- [Task to complete]: Leave out the pictures and repeat exactly the lines from the one containing "What's the underlying" through the final line of the listing below.

- [Task input]:
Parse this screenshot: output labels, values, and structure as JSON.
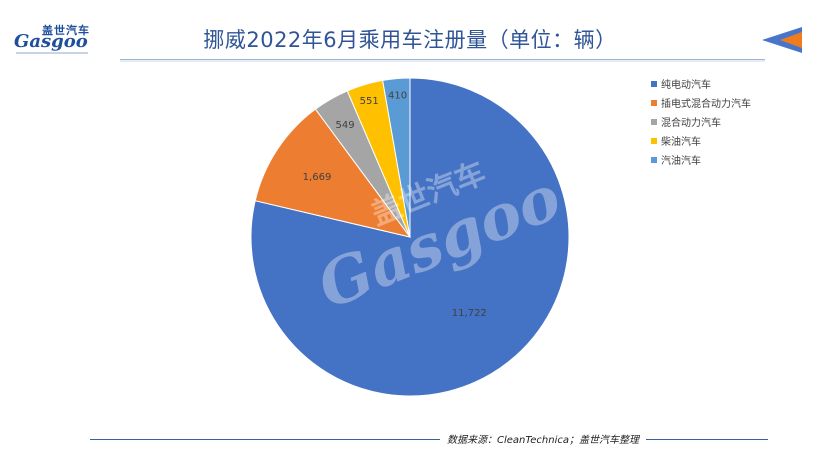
{
  "title": "挪威2022年6月乘用车注册量（单位：辆）",
  "logo": {
    "cn": "盖世汽车",
    "en": "Gasgoo"
  },
  "watermark": {
    "cn": "盖世汽车",
    "en": "Gasgoo"
  },
  "footer": {
    "source": "数据来源：CleanTechnica；盖世汽车整理"
  },
  "colors": {
    "title": "#2f5597",
    "series": [
      "#4472c4",
      "#ed7d31",
      "#a5a5a5",
      "#ffc000",
      "#5b9bd5"
    ],
    "corner_blue": "#4a74c9",
    "corner_orange": "#f07c20"
  },
  "chart_data": {
    "type": "pie",
    "title": "挪威2022年6月乘用车注册量（单位：辆）",
    "categories": [
      "纯电动汽车",
      "插电式混合动力汽车",
      "混合动力汽车",
      "柴油汽车",
      "汽油汽车"
    ],
    "values": [
      11722,
      1669,
      549,
      551,
      410
    ],
    "labels": [
      "11,722",
      "1,669",
      "549",
      "551",
      "410"
    ],
    "legend": "right",
    "start_angle_deg": 0,
    "direction": "clockwise"
  }
}
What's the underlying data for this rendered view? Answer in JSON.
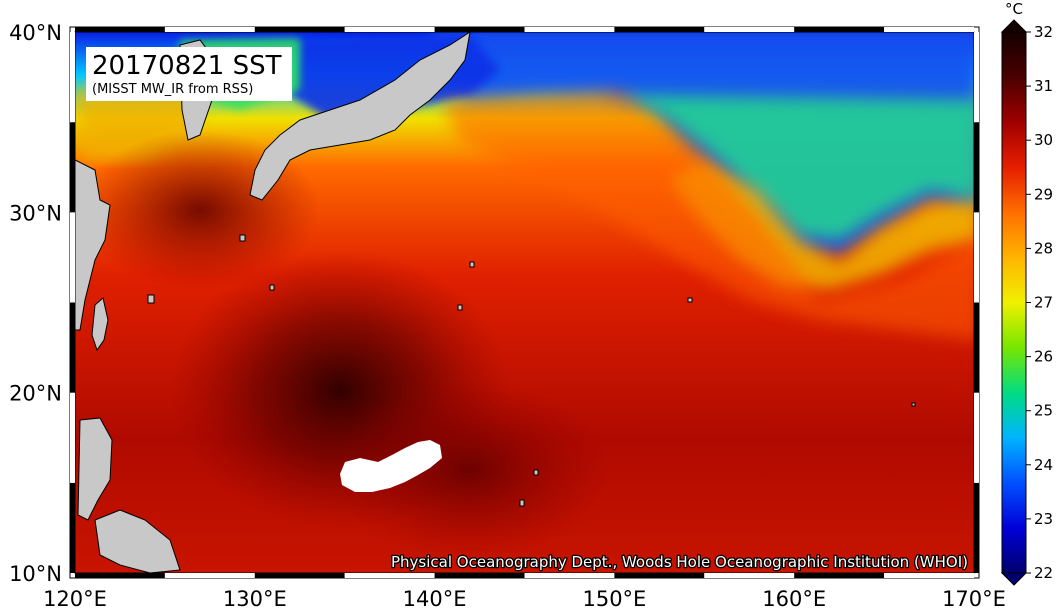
{
  "title": {
    "date_label": "20170821 SST",
    "source_label": "(MISST MW_IR from RSS)"
  },
  "credit": "Physical Oceanography Dept., Woods Hole Oceanographic Institution (WHOI)",
  "map": {
    "lon_min": 120,
    "lon_max": 170,
    "lat_min": 10,
    "lat_max": 40,
    "lon_tick_labels": [
      "120°E",
      "130°E",
      "140°E",
      "150°E",
      "160°E",
      "170°E"
    ],
    "lat_tick_labels": [
      "10°N",
      "20°N",
      "30°N",
      "40°N"
    ]
  },
  "colorbar": {
    "unit": "°C",
    "min": 22,
    "max": 32,
    "tick_labels": [
      "22",
      "23",
      "24",
      "25",
      "26",
      "27",
      "28",
      "29",
      "30",
      "31",
      "32"
    ],
    "colors": [
      "#00006e",
      "#0000d8",
      "#0050ff",
      "#00b4ff",
      "#00dc82",
      "#78e600",
      "#f0f000",
      "#ffb400",
      "#ff6e00",
      "#e61e00",
      "#a00000",
      "#4a0000",
      "#140000"
    ]
  },
  "colors": {
    "land": "#c8c8c8",
    "coastline": "#000000",
    "no_data": "#ffffff"
  }
}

- [The reply]:
What's the underlying data for this rendered view? Answer in JSON.
{
  "title": {
    "date_label": "20170821 SST",
    "source_label": "(MISST MW_IR from RSS)"
  },
  "credit": "Physical Oceanography Dept., Woods Hole Oceanographic Institution (WHOI)",
  "map": {
    "lon_min": 120,
    "lon_max": 170,
    "lat_min": 10,
    "lat_max": 40,
    "lon_tick_labels": [
      "120°E",
      "130°E",
      "140°E",
      "150°E",
      "160°E",
      "170°E"
    ],
    "lat_tick_labels": [
      "10°N",
      "20°N",
      "30°N",
      "40°N"
    ]
  },
  "colorbar": {
    "unit": "°C",
    "min": 22,
    "max": 32,
    "tick_labels": [
      "22",
      "23",
      "24",
      "25",
      "26",
      "27",
      "28",
      "29",
      "30",
      "31",
      "32"
    ],
    "colors": [
      "#00006e",
      "#0000d8",
      "#0050ff",
      "#00b4ff",
      "#00dc82",
      "#78e600",
      "#f0f000",
      "#ffb400",
      "#ff6e00",
      "#e61e00",
      "#a00000",
      "#4a0000",
      "#140000"
    ]
  },
  "colors": {
    "land": "#c8c8c8",
    "coastline": "#000000",
    "no_data": "#ffffff"
  }
}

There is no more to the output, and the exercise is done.